Exercise directions> From the entries below, count every line that contains the word "JSON". Please give the number and nothing else.

== == ==

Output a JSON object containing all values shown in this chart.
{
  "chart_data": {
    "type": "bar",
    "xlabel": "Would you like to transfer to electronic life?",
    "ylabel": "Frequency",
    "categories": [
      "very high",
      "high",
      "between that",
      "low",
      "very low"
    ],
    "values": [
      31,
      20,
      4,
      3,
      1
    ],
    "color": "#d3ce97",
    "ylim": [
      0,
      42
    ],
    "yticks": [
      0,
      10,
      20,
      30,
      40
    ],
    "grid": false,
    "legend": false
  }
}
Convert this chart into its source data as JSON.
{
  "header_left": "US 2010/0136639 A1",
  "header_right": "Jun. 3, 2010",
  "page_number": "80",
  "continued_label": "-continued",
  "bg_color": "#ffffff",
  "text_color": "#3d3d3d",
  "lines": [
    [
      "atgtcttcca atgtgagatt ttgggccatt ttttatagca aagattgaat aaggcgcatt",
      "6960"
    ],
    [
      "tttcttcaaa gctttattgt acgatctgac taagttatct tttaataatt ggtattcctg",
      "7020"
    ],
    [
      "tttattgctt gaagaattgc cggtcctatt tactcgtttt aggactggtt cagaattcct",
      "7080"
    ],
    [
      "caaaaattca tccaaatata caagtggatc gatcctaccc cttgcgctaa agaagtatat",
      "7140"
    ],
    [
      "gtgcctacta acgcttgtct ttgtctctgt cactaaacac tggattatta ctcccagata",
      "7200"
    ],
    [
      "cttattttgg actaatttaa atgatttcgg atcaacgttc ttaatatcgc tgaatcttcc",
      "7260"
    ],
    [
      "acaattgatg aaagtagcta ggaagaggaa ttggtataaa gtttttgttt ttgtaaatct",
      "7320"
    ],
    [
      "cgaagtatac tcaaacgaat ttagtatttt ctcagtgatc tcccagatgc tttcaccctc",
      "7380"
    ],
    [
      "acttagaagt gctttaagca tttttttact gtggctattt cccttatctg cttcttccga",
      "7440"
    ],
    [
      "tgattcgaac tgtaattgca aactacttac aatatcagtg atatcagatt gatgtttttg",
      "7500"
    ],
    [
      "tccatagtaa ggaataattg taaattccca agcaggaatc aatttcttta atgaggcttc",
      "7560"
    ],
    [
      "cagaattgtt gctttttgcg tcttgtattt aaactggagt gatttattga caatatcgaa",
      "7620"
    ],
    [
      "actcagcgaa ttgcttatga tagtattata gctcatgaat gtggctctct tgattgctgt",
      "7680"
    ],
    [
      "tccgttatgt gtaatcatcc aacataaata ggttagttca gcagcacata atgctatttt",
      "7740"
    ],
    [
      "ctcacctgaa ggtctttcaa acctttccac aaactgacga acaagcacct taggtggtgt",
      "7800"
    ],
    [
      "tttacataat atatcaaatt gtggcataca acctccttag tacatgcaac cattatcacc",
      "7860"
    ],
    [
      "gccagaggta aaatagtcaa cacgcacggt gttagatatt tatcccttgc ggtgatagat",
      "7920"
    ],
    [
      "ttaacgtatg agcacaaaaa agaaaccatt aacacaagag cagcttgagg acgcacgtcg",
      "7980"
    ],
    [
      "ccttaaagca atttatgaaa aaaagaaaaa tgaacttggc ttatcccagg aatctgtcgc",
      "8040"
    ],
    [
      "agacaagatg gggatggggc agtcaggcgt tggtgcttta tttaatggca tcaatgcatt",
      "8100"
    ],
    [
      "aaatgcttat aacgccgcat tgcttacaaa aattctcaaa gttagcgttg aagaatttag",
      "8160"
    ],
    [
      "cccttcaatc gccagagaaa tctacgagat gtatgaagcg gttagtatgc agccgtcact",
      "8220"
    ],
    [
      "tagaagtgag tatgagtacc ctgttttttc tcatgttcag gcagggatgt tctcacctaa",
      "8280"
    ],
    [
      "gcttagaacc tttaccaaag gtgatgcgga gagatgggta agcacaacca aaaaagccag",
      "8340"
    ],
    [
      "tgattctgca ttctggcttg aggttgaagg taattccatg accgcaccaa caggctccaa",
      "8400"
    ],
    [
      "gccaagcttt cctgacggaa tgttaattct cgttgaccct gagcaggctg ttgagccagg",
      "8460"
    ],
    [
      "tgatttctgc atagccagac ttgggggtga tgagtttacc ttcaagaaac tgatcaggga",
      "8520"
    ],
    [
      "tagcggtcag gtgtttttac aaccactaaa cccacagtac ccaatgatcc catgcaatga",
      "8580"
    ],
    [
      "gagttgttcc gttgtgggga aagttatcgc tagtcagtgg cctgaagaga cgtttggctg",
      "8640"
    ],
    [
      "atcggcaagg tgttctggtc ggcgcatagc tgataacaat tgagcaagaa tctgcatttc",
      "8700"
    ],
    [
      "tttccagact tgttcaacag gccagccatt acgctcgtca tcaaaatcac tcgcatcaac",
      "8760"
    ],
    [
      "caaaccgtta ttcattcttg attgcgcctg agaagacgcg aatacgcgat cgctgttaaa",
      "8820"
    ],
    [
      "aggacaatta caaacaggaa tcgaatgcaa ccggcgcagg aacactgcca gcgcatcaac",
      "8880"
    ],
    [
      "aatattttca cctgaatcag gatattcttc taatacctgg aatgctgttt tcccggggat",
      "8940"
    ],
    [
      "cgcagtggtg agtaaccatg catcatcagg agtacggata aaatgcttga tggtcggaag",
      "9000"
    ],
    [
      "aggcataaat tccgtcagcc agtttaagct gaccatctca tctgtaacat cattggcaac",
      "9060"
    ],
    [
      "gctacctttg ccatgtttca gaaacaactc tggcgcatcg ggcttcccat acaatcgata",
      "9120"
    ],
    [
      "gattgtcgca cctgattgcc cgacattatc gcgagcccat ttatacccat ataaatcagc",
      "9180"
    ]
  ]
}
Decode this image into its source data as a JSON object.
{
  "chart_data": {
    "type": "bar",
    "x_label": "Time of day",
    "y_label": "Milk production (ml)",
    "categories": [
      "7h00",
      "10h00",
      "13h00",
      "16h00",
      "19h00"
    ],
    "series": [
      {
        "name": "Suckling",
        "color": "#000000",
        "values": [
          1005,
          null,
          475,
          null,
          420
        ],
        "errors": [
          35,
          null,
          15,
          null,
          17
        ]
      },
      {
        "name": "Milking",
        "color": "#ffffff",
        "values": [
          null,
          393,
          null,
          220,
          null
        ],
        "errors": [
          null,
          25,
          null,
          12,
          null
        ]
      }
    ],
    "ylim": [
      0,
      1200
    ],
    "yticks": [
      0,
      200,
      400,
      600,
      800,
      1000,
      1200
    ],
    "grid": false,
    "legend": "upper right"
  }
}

== == ==

Task output> 3